# [Exercise task]
Count how many lines hold the string "DarwinIA". Give that number alone.

Collection entries
#####

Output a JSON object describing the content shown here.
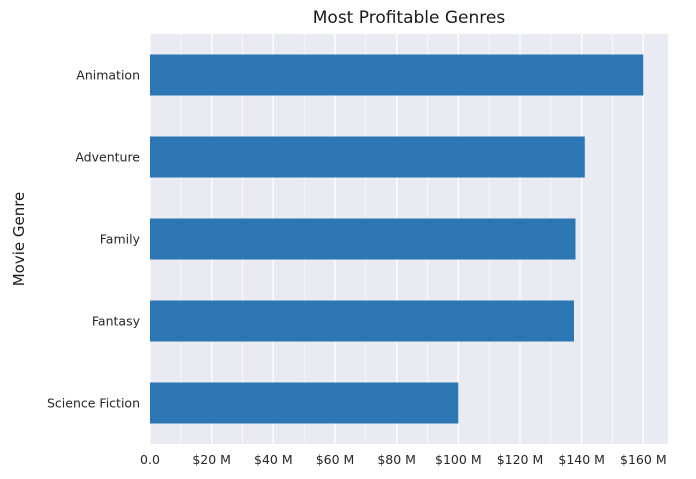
{
  "chart_data": {
    "type": "bar",
    "orientation": "horizontal",
    "title": "Most Profitable Genres",
    "xlabel": "",
    "ylabel": "Movie Genre",
    "categories": [
      "Animation",
      "Adventure",
      "Family",
      "Fantasy",
      "Science Fiction"
    ],
    "values": [
      160,
      141,
      138,
      137.5,
      100
    ],
    "value_unit": "$M",
    "xlim": [
      0,
      168
    ],
    "xticks": [
      0,
      20,
      40,
      60,
      80,
      100,
      120,
      140,
      160
    ],
    "xtick_labels": [
      "0.0",
      "$20 M",
      "$40 M",
      "$60 M",
      "$80 M",
      "$100 M",
      "$120 M",
      "$140 M",
      "$160 M"
    ],
    "grid": true,
    "colors": {
      "bar": "#2b76b3",
      "plot_background": "#eaeaf2",
      "grid": "#ffffff"
    }
  }
}
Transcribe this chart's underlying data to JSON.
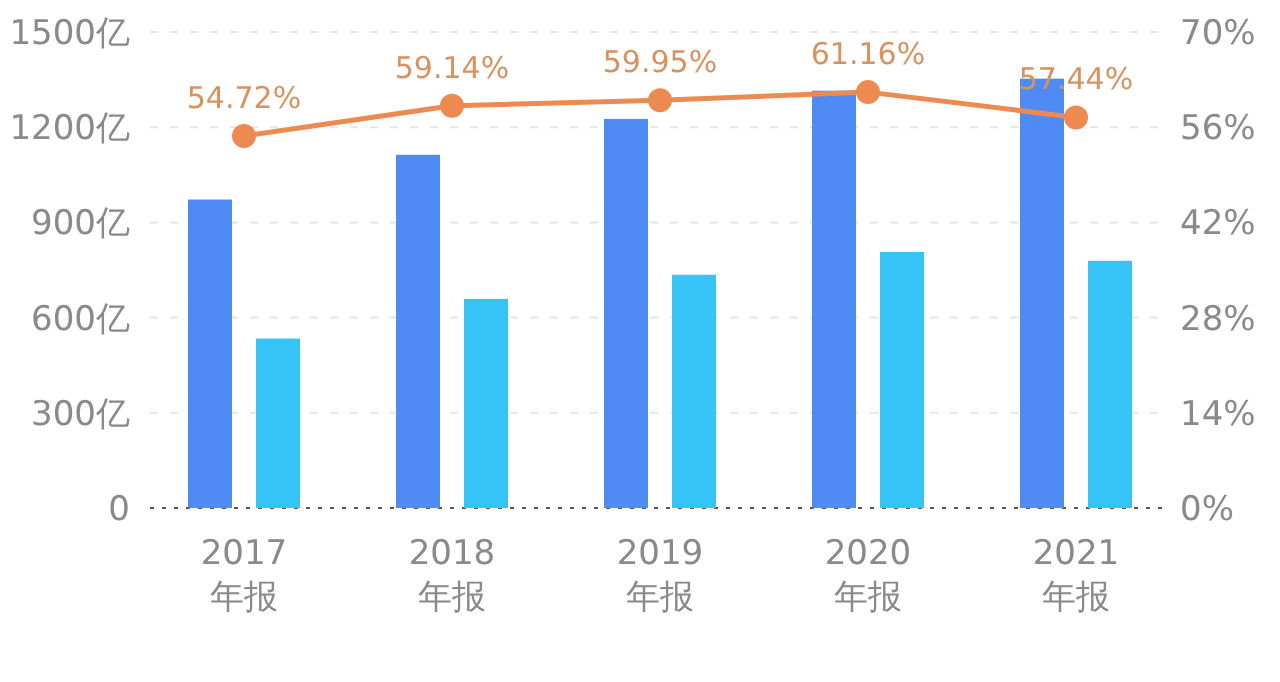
{
  "chart_data": {
    "type": "bar",
    "categories": [
      "2017\n年报",
      "2018\n年报",
      "2019\n年报",
      "2020\n年报",
      "2021\n年报"
    ],
    "series": [
      {
        "color": "#4f8af5",
        "values": [
          972,
          1113,
          1226,
          1315,
          1353
        ]
      },
      {
        "color": "#35c4f5",
        "values": [
          534,
          659,
          735,
          807,
          779
        ]
      },
      {
        "type": "line",
        "axis": "y2",
        "color": "#ec8a4f",
        "values": [
          54.72,
          59.14,
          59.95,
          61.16,
          57.44
        ],
        "value_labels": [
          "54.72%",
          "59.14%",
          "59.95%",
          "61.16%",
          "57.44%"
        ]
      }
    ],
    "ylim": [
      0,
      1500
    ],
    "yticks": [
      0,
      {
        "value": 300,
        "label": "300亿"
      },
      {
        "value": 600,
        "label": "600亿"
      },
      {
        "value": 900,
        "label": "900亿"
      },
      {
        "value": 1200,
        "label": "1200亿"
      },
      {
        "value": 1500,
        "label": "1500亿"
      }
    ],
    "y2lim": [
      0,
      70
    ],
    "y2ticks": [
      {
        "value": 0,
        "label": "0%"
      },
      {
        "value": 14,
        "label": "14%"
      },
      {
        "value": 28,
        "label": "28%"
      },
      {
        "value": 42,
        "label": "42%"
      },
      {
        "value": 56,
        "label": "56%"
      },
      {
        "value": 70,
        "label": "70%"
      }
    ],
    "grid": "y",
    "marker": "circle"
  }
}
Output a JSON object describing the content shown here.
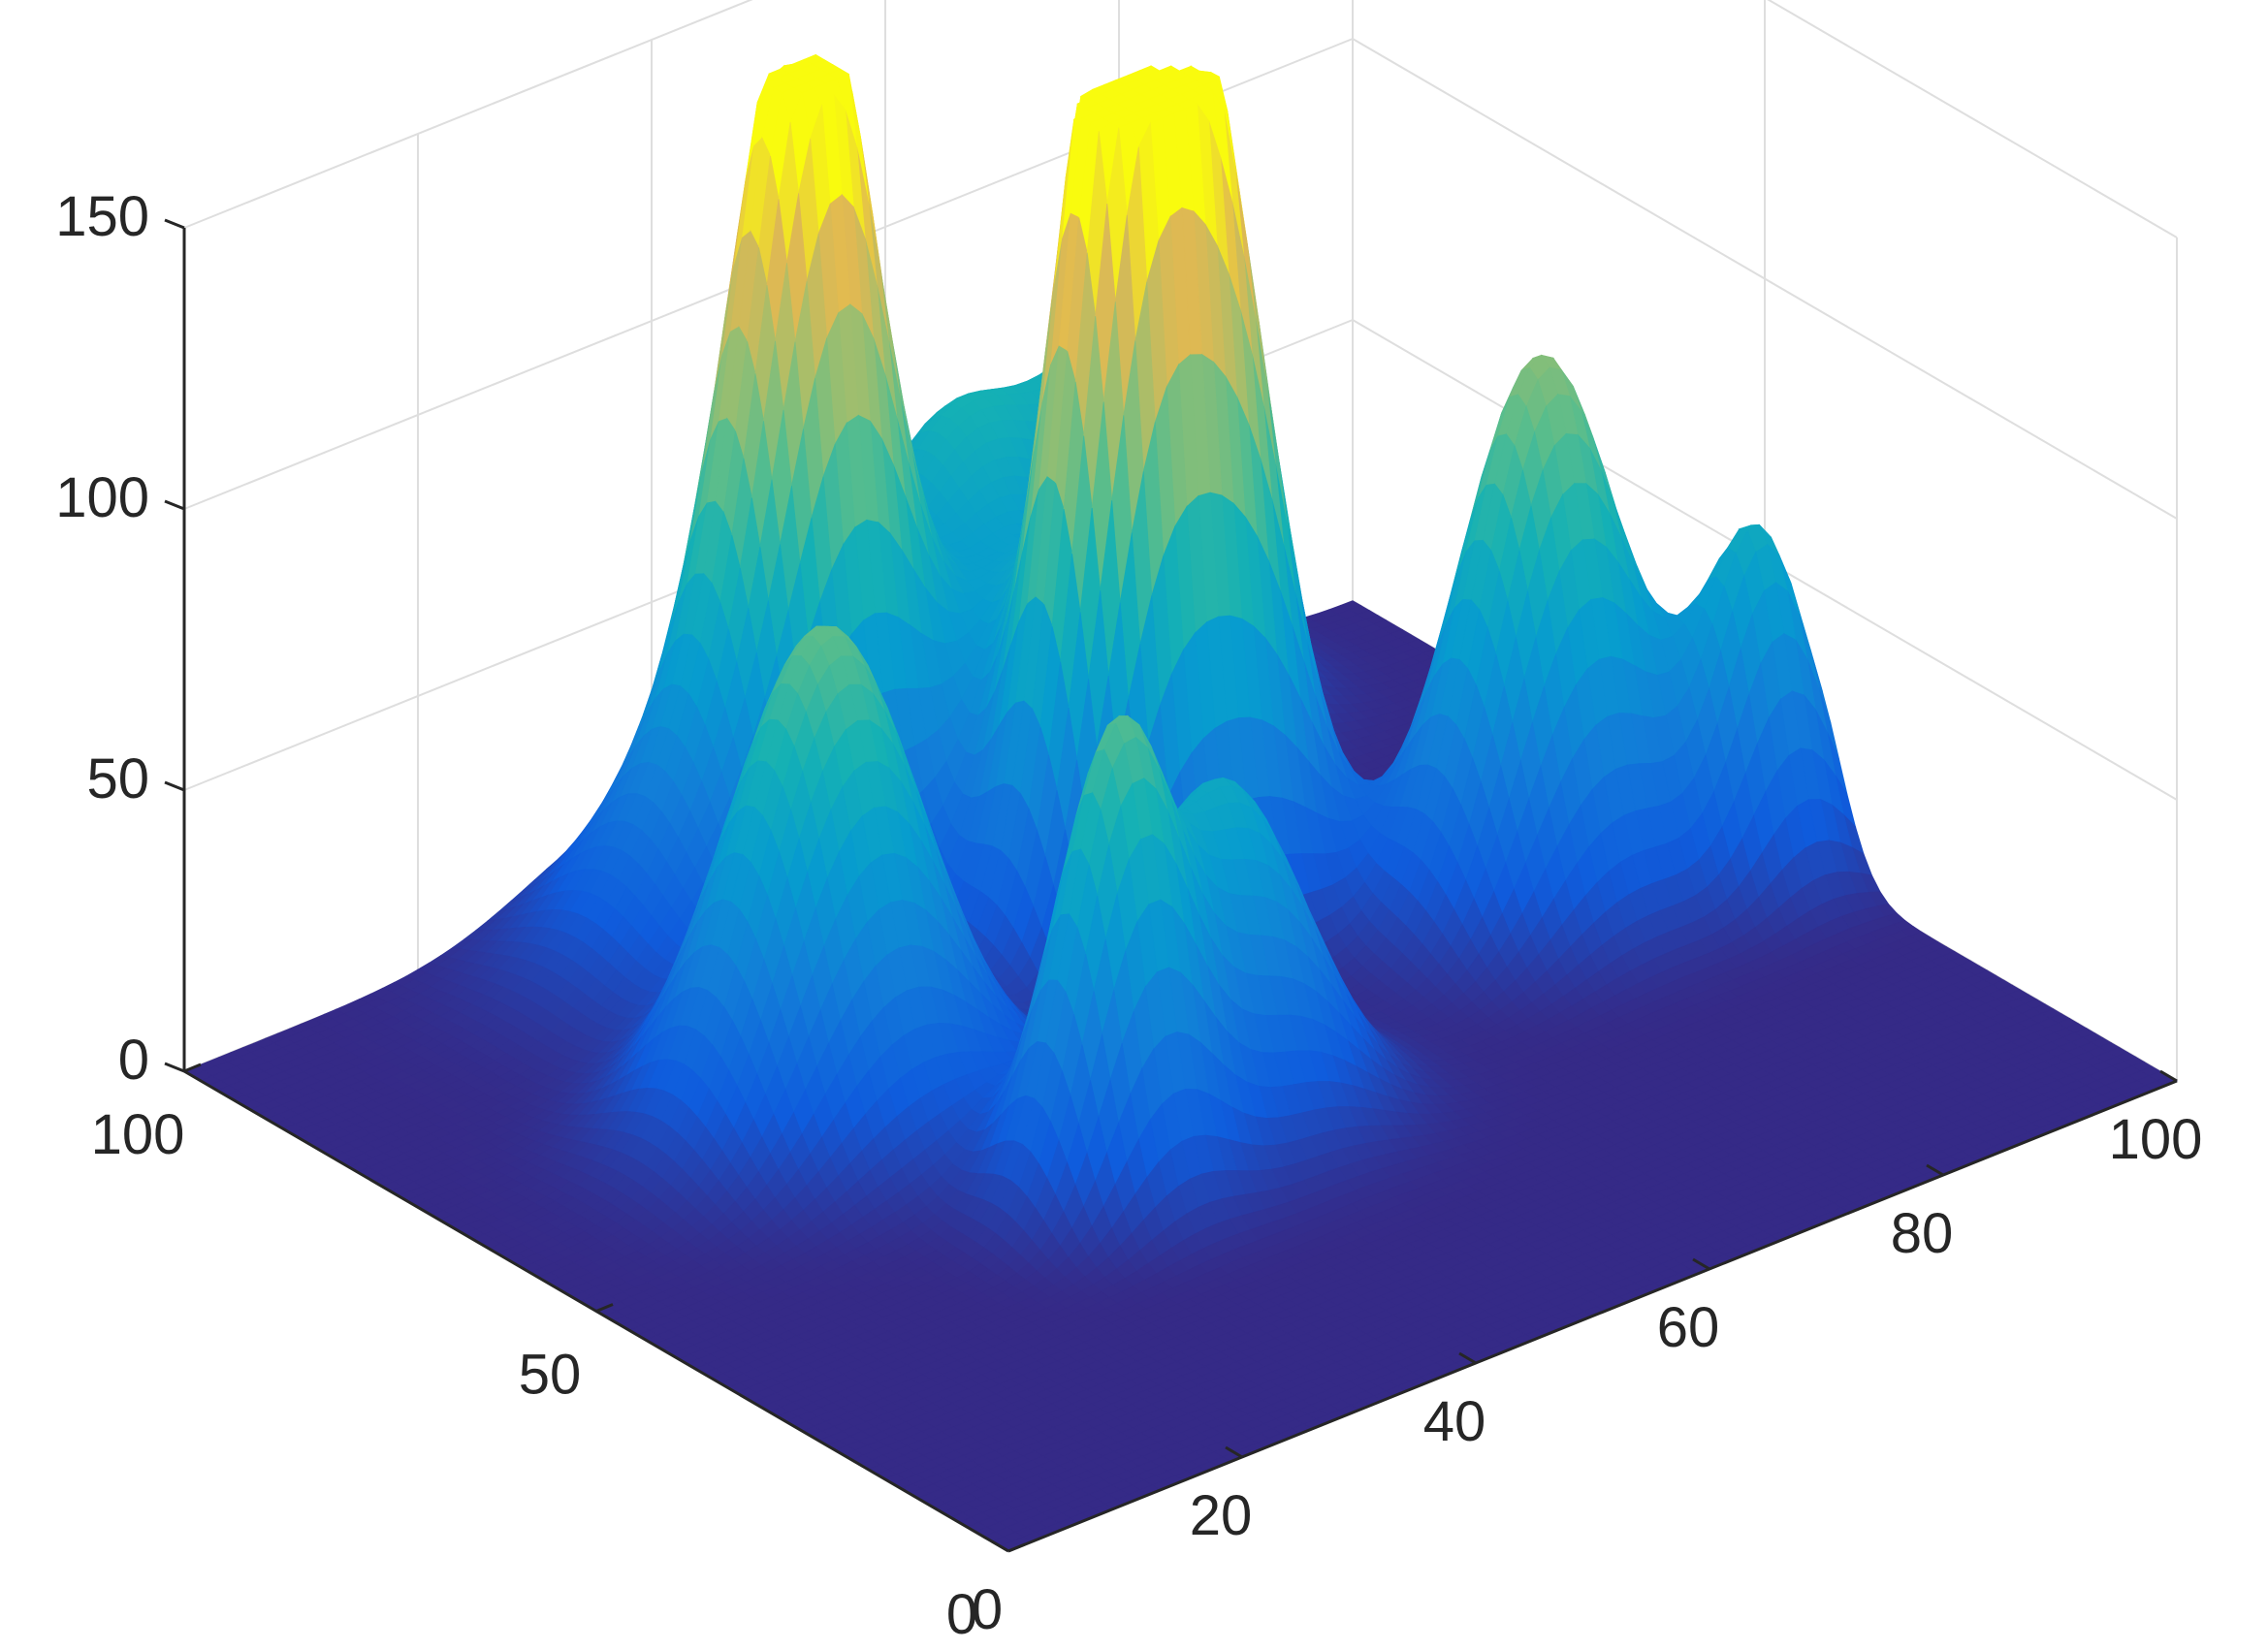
{
  "chart_data": {
    "type": "surface",
    "title": "",
    "xlabel": "",
    "ylabel": "",
    "zlabel": "",
    "xlim": [
      0,
      100
    ],
    "ylim": [
      0,
      100
    ],
    "zlim": [
      0,
      150
    ],
    "xticks": [
      0,
      20,
      40,
      60,
      80,
      100
    ],
    "yticks": [
      0,
      50,
      100
    ],
    "zticks": [
      0,
      50,
      100,
      150
    ],
    "xtick_labels": [
      "0",
      "20",
      "40",
      "60",
      "80",
      "100"
    ],
    "ytick_labels": [
      "0",
      "50",
      "100"
    ],
    "ztick_labels": [
      "0",
      "50",
      "100",
      "150"
    ],
    "view": "3-D default",
    "grid": true,
    "colormap": "parula",
    "grid_resolution": 100,
    "surface_peaks": [
      {
        "x": 37,
        "y": 88,
        "height": 40,
        "width": 8
      },
      {
        "x": 28,
        "y": 62,
        "height": 88,
        "width": 7
      },
      {
        "x": 45,
        "y": 88,
        "height": 145,
        "width": 5
      },
      {
        "x": 63,
        "y": 96,
        "height": 65,
        "width": 8
      },
      {
        "x": 78,
        "y": 96,
        "height": 55,
        "width": 6
      },
      {
        "x": 57,
        "y": 68,
        "height": 138,
        "width": 4.5
      },
      {
        "x": 65,
        "y": 68,
        "height": 120,
        "width": 5
      },
      {
        "x": 36,
        "y": 38,
        "height": 78,
        "width": 4.5
      },
      {
        "x": 48,
        "y": 42,
        "height": 60,
        "width": 6
      },
      {
        "x": 83,
        "y": 53,
        "height": 98,
        "width": 6
      },
      {
        "x": 96,
        "y": 45,
        "height": 60,
        "width": 4
      },
      {
        "x": 60,
        "y": 78,
        "height": 50,
        "width": 7
      }
    ]
  }
}
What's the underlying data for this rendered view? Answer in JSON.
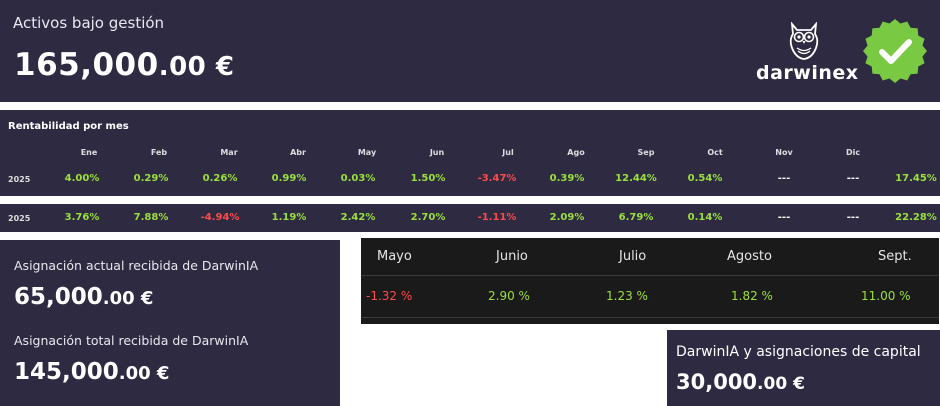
{
  "aum": {
    "label": "Activos bajo gestión",
    "amount_int": "165,000",
    "amount_dec": ".00 €"
  },
  "brand": {
    "name": "darwinex",
    "logo_icon": "owl-icon",
    "badge_icon": "verified-check-badge-icon",
    "badge_color": "#7ac943"
  },
  "rentabilidad": {
    "title": "Rentabilidad por mes",
    "months": [
      "Ene",
      "Feb",
      "Mar",
      "Abr",
      "May",
      "Jun",
      "Jul",
      "Ago",
      "Sep",
      "Oct",
      "Nov",
      "Dic"
    ],
    "rows": [
      {
        "year": "2025",
        "values": [
          "4.00%",
          "0.29%",
          "0.26%",
          "0.99%",
          "0.03%",
          "1.50%",
          "-3.47%",
          "0.39%",
          "12.44%",
          "0.54%",
          "---",
          "---"
        ],
        "total": "17.45%"
      },
      {
        "year": "2025",
        "values": [
          "3.76%",
          "7.88%",
          "-4.94%",
          "1.19%",
          "2.42%",
          "2.70%",
          "-1.11%",
          "2.09%",
          "6.79%",
          "0.14%",
          "---",
          "---"
        ],
        "total": "22.28%"
      }
    ]
  },
  "asignacion": {
    "actual_label": "Asignación actual recibida de DarwinIA",
    "actual_int": "65,000",
    "actual_dec": ".00 €",
    "total_label": "Asignación total recibida de DarwinIA",
    "total_int": "145,000",
    "total_dec": ".00 €"
  },
  "monthly_table": {
    "headers": [
      "Mayo",
      "Junio",
      "Julio",
      "Agosto",
      "Sept."
    ],
    "values": [
      "-1.32 %",
      "2.90 %",
      "1.23 %",
      "1.82 %",
      "11.00 %"
    ]
  },
  "capital": {
    "label": "DarwinIA y asignaciones de capital",
    "amount_int": "30,000",
    "amount_dec": ".00 €"
  },
  "colors": {
    "panel": "#2d2a42",
    "positive": "#9ae03a",
    "negative": "#ff4a4a",
    "table_bg": "#1a1a1a"
  }
}
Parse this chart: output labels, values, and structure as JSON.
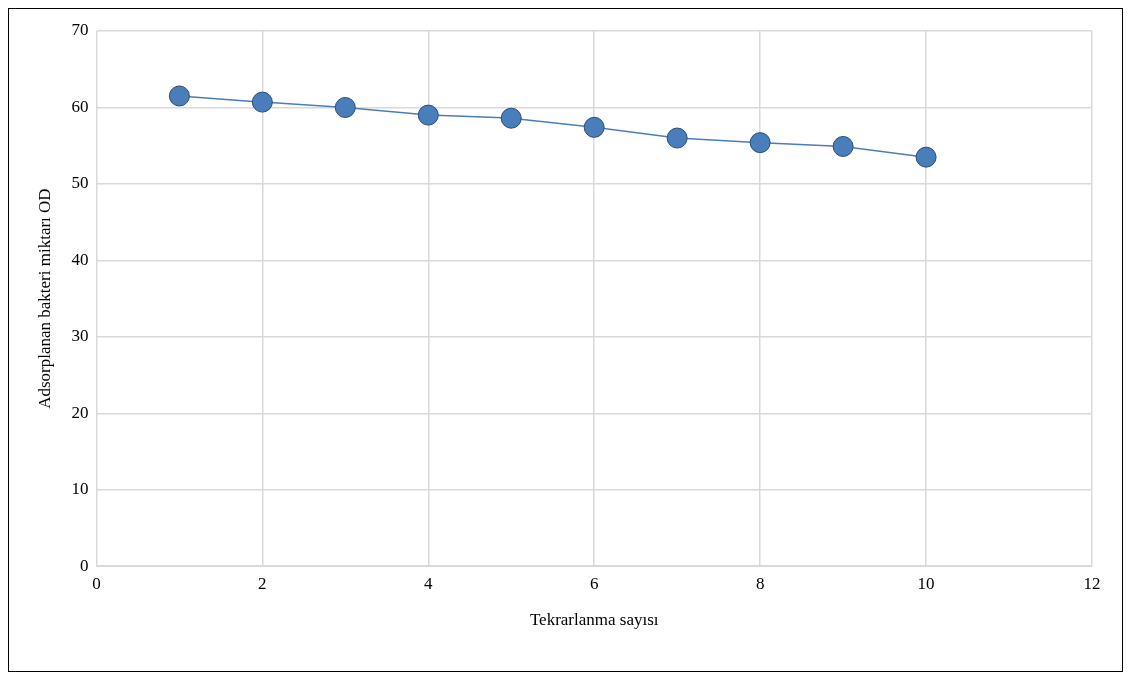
{
  "chart_data": {
    "type": "line",
    "xlabel": "Tekrarlanma sayısı",
    "ylabel": "Adsorplanan bakteri miktarı OD",
    "x": [
      1,
      2,
      3,
      4,
      5,
      6,
      7,
      8,
      9,
      10
    ],
    "series": [
      {
        "color": "#4a7ebb",
        "values": [
          61.5,
          60.7,
          60.0,
          59.0,
          58.6,
          57.4,
          56.0,
          55.4,
          54.9,
          53.5
        ]
      }
    ],
    "xlim": [
      0,
      12
    ],
    "xticks": [
      0,
      2,
      4,
      6,
      8,
      10,
      12
    ],
    "ylim": [
      0,
      70
    ],
    "yticks": [
      0,
      10,
      20,
      30,
      40,
      50,
      60,
      70
    ],
    "grid": true,
    "legend": false,
    "marker": "circle",
    "line_style": "solid"
  }
}
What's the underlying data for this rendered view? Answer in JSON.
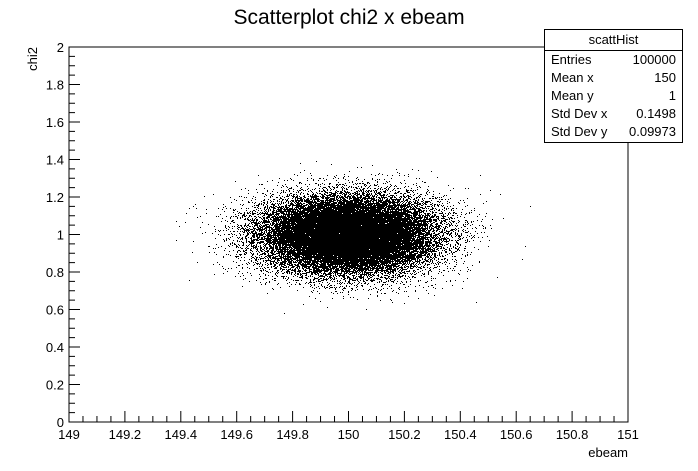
{
  "chart_data": {
    "type": "scatter",
    "title": "Scatterplot chi2 x ebeam",
    "xlabel": "ebeam",
    "ylabel": "chi2",
    "xlim": [
      149,
      151
    ],
    "ylim": [
      0,
      2
    ],
    "x_ticks": [
      "149",
      "149.2",
      "149.4",
      "149.6",
      "149.8",
      "150",
      "150.2",
      "150.4",
      "150.6",
      "150.8",
      "151"
    ],
    "y_ticks": [
      "0",
      "0.2",
      "0.4",
      "0.6",
      "0.8",
      "1",
      "1.2",
      "1.4",
      "1.6",
      "1.8",
      "2"
    ],
    "series": [
      {
        "distribution": "gaussian",
        "n_points": 100000,
        "mean_x": 150,
        "mean_y": 1,
        "std_x": 0.1498,
        "std_y": 0.09973,
        "color": "#000000"
      }
    ],
    "grid": false,
    "legend": "none"
  },
  "stats": {
    "title": "scattHist",
    "rows": [
      {
        "label": "Entries",
        "value": "100000"
      },
      {
        "label": "Mean x",
        "value": "150"
      },
      {
        "label": "Mean y",
        "value": "1"
      },
      {
        "label": "Std Dev x",
        "value": "0.1498"
      },
      {
        "label": "Std Dev y",
        "value": "0.09973"
      }
    ]
  }
}
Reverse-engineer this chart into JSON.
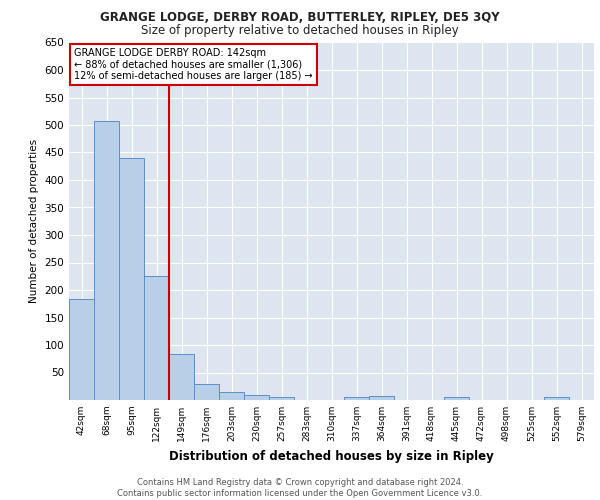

#####

# [Correct answer]
3